╔══

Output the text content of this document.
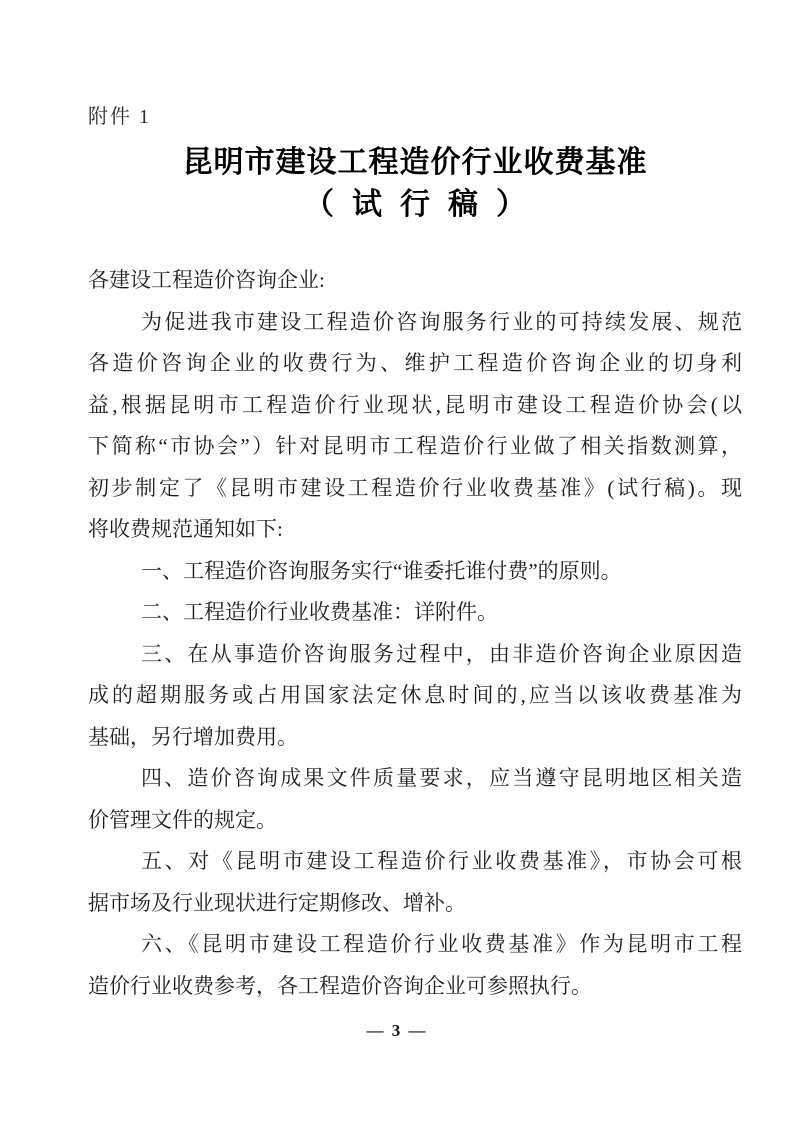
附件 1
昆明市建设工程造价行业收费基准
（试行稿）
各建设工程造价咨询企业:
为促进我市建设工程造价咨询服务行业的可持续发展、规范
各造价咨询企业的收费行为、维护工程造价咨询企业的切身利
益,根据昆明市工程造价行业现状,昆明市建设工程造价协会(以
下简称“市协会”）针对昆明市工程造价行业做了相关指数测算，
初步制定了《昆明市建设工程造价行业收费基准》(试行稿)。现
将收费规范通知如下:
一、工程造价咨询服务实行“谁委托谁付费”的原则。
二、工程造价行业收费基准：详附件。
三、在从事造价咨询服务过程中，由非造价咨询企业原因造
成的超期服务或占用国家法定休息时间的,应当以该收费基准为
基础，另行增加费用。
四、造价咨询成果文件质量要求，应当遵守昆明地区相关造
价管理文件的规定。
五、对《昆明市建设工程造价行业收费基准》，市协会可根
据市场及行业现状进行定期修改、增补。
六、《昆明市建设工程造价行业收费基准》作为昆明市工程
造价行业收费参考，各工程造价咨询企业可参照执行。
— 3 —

╚══
╔══

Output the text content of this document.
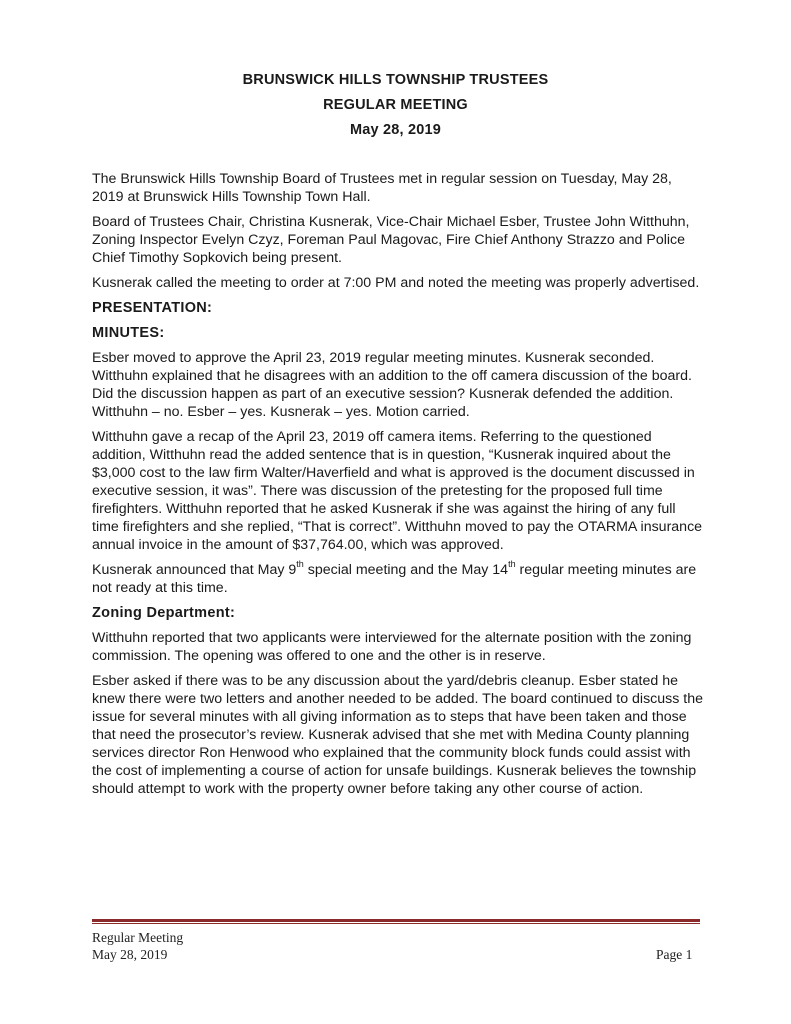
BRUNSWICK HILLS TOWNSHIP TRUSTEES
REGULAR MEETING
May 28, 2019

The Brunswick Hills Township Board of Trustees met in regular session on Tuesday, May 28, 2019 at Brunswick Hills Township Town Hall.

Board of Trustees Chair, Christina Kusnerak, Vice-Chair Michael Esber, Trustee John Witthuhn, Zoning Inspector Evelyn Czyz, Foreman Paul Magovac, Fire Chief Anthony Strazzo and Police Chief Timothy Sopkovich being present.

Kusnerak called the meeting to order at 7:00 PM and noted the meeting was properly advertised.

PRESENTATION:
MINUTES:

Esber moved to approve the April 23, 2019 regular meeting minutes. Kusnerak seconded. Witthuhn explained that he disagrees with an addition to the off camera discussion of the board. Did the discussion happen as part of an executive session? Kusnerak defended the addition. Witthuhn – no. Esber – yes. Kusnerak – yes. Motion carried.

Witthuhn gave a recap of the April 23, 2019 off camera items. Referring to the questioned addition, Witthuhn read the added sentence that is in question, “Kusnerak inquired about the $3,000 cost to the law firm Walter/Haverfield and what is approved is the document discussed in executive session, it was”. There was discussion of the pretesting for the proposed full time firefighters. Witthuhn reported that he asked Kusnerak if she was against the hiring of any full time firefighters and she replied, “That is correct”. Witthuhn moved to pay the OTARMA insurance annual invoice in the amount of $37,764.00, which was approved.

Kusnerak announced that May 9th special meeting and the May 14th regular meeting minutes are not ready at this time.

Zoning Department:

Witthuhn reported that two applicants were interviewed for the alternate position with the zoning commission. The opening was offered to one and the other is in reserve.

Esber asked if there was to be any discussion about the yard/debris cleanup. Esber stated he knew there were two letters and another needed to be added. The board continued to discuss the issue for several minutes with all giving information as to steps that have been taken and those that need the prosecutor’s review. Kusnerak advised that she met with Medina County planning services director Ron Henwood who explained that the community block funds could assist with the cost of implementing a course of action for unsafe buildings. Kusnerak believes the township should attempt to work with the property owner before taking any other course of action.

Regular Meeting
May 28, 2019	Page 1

╚══

▶ [Exercise details] Look through the entries above and count each line holding "Witthuhn"; report the count alone.

▶ [Response below] 4